- **GOAL OF THE EXERCISE**
Reproduce the records below in full and exactly, without their images.
━━ SUPPLIED MATERIAL
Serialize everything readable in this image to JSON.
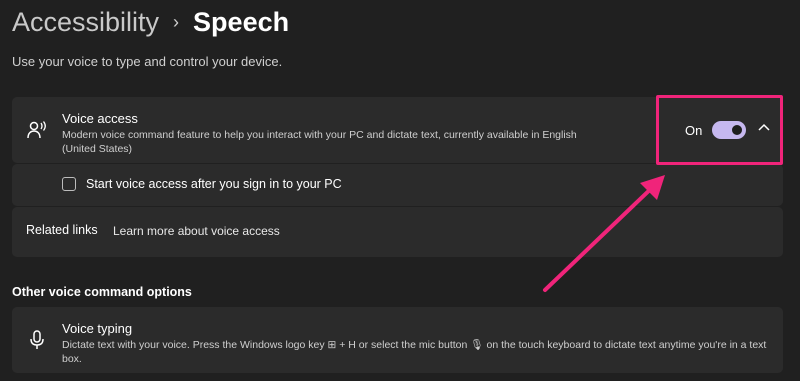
{
  "breadcrumb": {
    "parent": "Accessibility",
    "separator": "›",
    "current": "Speech"
  },
  "description": "Use your voice to type and control your device.",
  "voice_access": {
    "icon": "voice-access-icon",
    "title": "Voice access",
    "description": "Modern voice command feature to help you interact with your PC and dictate text, currently available in English (United States)",
    "toggle_label": "On",
    "toggle_on": true,
    "expanded": true,
    "accent_color": "#c6b8ef"
  },
  "start_option": {
    "label": "Start voice access after you sign in to your PC",
    "checked": false
  },
  "related": {
    "label": "Related links",
    "link": "Learn more about voice access"
  },
  "other_options": {
    "heading": "Other voice command options"
  },
  "voice_typing": {
    "icon": "microphone-icon",
    "title": "Voice typing",
    "description": "Dictate text with your voice. Press the Windows logo key ⊞ + H or select the mic button 🎙 on the touch keyboard to dictate text anytime you're in a text box."
  },
  "annotation": {
    "highlight_color": "#f0247a"
  }
}
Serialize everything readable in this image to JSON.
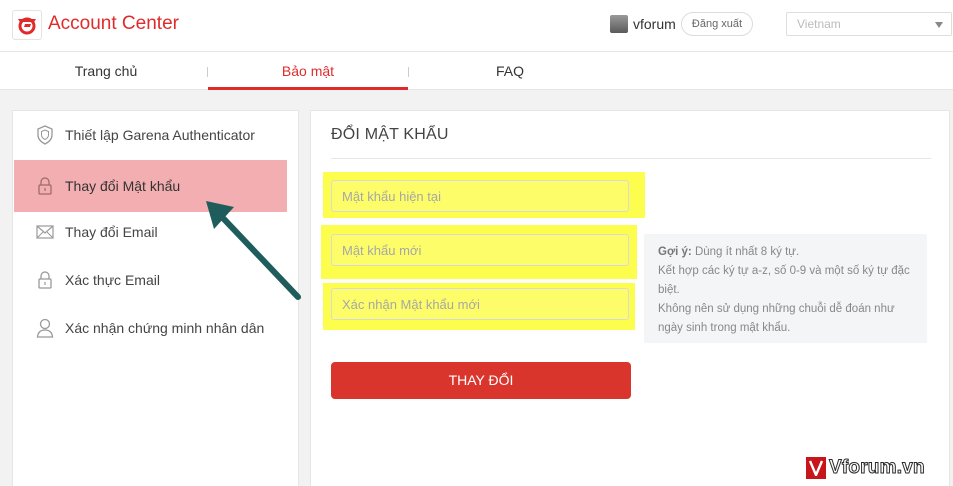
━━━━
- **WRITTEN SOLUTION**
Serialize everything readable in this image to JSON.
{
  "breadcrumb": {
    "parent": "Accessibility",
    "separator": "›",
    "current": "Speech"
  },
  "description": "Use your voice to type and control your device.",
  "voice_access": {
    "icon": "voice-access-icon",
    "title": "Voice access",
    "description": "Modern voice command feature to help you interact with your PC and dictate text, currently available in English (United States)",
    "toggle_label": "On",
    "toggle_on": true,
    "expanded": true,
    "accent_color": "#c6b8ef"
  },
  "start_option": {
    "label": "Start voice access after you sign in to your PC",
    "checked": false
  },
  "related": {
    "label": "Related links",
    "link": "Learn more about voice access"
  },
  "other_options": {
    "heading": "Other voice command options"
  },
  "voice_typing": {
    "icon": "microphone-icon",
    "title": "Voice typing",
    "description": "Dictate text with your voice. Press the Windows logo key ⊞ + H or select the mic button 🎙 on the touch keyboard to dictate text anytime you're in a text box."
  },
  "annotation": {
    "highlight_color": "#f0247a"
  }
}
Serialize everything readable in this image to JSON.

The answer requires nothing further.